Aim of the task: A line counts if it contains the word "this" at least once. State how many such lines the records contain, giving the number alone.

Stored data:
* * * *
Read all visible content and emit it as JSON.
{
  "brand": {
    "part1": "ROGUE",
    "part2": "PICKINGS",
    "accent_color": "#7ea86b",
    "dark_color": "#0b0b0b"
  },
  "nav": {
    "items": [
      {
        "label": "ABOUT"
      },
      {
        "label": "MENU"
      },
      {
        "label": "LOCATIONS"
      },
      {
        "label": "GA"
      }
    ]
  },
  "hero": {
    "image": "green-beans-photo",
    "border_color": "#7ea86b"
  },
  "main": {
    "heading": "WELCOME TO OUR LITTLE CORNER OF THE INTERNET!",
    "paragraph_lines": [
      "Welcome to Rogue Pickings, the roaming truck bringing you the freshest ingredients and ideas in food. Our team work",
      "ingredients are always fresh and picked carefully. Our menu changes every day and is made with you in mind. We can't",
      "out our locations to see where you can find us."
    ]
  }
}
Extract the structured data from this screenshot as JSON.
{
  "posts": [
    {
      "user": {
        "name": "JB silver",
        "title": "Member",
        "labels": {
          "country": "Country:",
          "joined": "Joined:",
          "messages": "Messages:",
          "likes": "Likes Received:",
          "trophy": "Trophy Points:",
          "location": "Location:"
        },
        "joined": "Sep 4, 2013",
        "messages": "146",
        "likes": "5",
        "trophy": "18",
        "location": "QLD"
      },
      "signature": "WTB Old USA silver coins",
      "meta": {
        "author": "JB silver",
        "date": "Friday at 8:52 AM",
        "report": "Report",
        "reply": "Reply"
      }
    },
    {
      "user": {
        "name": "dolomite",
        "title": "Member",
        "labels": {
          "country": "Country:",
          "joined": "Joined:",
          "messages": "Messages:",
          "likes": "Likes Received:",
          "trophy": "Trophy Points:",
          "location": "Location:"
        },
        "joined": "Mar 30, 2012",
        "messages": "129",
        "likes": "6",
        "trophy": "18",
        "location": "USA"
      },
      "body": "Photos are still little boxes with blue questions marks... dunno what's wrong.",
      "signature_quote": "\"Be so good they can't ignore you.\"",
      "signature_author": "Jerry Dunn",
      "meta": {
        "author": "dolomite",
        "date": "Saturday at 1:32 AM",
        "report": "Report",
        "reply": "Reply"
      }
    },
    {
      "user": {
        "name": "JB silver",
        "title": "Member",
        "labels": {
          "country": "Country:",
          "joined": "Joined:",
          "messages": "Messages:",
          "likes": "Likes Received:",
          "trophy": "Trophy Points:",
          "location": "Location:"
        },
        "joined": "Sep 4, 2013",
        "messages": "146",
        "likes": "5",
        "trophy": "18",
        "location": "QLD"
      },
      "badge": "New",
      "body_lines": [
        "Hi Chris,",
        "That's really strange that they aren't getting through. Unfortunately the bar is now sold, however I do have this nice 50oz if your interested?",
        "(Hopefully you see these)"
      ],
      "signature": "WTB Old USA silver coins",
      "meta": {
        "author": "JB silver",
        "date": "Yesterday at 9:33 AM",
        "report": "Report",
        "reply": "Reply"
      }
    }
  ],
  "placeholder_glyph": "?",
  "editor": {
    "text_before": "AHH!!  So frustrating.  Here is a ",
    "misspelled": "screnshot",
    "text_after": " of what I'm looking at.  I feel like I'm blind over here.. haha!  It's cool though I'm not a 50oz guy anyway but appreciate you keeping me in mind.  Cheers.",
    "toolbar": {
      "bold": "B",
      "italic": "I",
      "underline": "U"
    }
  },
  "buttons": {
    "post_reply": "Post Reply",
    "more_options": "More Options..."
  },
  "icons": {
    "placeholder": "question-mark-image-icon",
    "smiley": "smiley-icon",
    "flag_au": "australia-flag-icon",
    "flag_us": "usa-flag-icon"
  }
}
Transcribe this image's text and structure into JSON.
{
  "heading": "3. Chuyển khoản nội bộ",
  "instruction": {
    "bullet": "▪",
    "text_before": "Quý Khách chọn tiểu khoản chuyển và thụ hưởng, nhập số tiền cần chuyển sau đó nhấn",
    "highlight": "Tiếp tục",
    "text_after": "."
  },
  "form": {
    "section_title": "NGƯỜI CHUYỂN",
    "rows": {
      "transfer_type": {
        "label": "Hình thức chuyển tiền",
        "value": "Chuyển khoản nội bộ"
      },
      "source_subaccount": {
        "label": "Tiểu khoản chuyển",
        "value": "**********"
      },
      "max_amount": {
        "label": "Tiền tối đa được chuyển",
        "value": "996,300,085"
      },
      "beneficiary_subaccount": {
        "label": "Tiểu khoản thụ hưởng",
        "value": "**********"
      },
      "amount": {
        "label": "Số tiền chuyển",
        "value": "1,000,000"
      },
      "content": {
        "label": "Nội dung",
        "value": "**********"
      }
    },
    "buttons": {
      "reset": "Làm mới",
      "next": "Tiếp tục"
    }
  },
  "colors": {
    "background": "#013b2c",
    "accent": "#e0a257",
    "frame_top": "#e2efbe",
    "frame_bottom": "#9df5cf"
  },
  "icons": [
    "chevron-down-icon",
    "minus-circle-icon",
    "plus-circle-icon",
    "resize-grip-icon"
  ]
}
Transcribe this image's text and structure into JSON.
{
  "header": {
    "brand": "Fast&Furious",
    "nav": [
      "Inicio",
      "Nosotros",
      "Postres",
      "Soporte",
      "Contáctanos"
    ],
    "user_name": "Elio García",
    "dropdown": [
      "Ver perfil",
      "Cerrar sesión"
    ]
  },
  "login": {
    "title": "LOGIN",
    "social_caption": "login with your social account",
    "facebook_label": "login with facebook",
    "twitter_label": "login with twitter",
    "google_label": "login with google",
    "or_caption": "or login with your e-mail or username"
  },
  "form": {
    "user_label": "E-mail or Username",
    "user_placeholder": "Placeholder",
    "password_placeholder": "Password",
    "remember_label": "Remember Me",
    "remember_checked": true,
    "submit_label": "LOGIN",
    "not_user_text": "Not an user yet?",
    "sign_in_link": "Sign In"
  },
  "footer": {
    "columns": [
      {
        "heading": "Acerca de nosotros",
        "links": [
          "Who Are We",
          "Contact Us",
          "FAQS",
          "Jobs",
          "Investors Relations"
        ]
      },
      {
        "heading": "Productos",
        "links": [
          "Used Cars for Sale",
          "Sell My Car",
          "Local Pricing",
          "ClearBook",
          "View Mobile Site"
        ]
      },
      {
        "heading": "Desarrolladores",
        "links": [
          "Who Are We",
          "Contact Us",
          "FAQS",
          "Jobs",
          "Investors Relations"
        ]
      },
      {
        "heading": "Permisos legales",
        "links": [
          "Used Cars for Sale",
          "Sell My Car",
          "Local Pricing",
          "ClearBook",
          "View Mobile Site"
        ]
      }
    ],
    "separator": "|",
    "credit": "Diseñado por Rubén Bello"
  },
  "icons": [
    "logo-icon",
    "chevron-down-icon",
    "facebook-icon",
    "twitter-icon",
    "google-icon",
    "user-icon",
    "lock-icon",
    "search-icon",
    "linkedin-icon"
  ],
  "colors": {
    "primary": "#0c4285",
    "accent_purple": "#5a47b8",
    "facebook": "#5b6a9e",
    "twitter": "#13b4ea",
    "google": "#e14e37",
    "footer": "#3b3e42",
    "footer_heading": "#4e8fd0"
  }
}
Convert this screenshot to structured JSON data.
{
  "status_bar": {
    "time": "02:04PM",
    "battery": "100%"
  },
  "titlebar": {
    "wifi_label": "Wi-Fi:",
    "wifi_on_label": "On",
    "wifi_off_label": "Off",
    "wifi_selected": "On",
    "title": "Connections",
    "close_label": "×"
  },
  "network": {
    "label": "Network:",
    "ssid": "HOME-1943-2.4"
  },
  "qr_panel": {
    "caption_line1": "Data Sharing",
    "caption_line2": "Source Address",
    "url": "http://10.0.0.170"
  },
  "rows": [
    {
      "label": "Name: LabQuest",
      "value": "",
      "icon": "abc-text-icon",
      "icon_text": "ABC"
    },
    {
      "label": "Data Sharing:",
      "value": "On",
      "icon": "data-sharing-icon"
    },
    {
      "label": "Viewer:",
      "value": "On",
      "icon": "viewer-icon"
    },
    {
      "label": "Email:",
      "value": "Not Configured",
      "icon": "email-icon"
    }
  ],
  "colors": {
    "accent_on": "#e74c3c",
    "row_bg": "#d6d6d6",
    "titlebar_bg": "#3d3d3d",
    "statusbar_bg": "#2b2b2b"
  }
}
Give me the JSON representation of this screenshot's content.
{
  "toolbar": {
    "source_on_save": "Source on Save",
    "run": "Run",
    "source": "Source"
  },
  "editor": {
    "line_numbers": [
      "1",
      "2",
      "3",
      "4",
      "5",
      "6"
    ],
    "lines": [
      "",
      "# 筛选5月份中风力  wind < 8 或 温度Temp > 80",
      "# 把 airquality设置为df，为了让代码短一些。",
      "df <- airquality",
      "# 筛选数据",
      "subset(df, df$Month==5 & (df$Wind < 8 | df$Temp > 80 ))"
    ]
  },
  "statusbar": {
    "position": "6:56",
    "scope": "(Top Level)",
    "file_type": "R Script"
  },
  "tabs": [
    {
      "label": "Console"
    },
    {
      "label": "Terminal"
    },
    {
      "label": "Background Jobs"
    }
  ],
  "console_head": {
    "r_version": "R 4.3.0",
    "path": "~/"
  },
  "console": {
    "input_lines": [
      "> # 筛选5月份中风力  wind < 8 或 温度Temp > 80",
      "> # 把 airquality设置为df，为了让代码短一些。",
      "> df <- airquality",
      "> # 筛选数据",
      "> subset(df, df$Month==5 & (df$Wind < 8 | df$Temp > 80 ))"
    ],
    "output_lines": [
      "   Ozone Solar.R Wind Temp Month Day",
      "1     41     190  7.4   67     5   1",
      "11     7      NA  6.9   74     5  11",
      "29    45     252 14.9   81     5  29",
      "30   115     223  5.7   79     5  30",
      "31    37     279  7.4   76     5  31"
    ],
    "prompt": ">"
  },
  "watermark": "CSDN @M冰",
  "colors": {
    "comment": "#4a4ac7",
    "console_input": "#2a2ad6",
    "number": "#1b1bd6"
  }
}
* * * *
Correct result: 6